Given request — Filter the data for lines with the word "Compartir", then copy every line so identified.

Provided information —
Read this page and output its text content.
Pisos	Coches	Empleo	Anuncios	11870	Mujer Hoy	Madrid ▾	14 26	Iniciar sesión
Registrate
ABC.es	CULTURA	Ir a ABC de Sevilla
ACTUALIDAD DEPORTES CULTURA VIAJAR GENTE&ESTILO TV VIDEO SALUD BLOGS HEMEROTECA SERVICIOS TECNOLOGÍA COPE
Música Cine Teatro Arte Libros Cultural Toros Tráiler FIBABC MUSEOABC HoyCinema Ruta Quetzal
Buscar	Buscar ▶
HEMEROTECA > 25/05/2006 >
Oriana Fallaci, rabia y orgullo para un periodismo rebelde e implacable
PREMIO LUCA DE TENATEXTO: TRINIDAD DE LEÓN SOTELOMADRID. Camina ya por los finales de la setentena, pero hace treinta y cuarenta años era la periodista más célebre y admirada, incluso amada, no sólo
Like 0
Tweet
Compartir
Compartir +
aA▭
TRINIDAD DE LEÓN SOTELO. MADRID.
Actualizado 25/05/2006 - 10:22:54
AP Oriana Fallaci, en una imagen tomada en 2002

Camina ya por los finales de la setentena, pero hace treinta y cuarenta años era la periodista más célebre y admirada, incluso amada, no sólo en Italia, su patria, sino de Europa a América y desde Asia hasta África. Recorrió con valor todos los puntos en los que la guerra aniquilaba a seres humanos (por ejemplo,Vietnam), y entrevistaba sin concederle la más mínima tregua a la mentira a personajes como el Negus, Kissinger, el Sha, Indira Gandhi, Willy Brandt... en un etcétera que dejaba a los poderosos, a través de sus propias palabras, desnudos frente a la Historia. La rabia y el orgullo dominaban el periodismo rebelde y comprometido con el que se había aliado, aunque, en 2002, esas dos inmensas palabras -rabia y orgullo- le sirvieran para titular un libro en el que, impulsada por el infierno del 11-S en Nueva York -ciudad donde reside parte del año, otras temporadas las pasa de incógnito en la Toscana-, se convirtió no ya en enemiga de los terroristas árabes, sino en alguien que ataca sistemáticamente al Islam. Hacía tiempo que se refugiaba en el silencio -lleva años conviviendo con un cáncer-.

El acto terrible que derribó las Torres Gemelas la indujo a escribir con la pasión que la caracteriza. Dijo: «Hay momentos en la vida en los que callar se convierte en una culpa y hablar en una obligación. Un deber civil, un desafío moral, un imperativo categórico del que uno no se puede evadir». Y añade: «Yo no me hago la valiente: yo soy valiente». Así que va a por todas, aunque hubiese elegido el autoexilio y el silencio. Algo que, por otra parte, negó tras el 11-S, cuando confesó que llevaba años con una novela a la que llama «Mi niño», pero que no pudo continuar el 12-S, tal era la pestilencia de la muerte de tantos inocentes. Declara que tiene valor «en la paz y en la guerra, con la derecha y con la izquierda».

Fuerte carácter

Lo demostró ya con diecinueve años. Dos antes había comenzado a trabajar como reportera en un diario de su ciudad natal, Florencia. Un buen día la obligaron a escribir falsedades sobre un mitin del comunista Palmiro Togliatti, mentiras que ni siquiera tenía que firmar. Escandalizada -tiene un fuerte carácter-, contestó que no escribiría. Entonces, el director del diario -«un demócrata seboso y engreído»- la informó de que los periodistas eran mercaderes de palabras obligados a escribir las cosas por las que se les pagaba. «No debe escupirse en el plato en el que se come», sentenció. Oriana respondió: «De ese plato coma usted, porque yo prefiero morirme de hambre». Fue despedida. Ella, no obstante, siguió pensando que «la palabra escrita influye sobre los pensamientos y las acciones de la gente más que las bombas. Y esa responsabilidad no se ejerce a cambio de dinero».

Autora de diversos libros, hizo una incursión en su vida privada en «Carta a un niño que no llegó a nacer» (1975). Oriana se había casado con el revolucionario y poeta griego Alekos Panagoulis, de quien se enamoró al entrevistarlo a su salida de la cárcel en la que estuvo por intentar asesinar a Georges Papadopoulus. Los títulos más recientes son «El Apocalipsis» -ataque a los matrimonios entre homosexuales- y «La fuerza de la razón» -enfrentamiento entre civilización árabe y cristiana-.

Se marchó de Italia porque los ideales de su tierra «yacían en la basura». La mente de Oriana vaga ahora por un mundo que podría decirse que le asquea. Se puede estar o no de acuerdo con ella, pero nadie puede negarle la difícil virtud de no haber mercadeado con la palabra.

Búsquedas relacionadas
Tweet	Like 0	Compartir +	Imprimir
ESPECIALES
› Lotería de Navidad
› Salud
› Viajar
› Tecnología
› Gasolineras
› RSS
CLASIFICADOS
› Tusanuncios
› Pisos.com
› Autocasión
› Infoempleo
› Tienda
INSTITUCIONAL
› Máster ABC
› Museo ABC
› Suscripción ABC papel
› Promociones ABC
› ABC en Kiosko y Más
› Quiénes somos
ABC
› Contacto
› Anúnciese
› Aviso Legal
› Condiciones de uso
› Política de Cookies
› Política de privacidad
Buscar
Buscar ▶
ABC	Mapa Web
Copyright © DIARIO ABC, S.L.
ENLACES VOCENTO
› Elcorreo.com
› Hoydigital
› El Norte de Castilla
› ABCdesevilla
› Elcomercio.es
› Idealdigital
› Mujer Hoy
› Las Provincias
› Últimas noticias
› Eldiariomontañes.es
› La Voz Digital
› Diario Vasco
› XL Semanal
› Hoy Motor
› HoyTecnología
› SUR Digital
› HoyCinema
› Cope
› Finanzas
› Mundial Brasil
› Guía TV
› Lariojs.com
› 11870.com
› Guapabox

Answer below —
Compartir
Compartir +
Tweet	Like 0	Compartir +	Imprimir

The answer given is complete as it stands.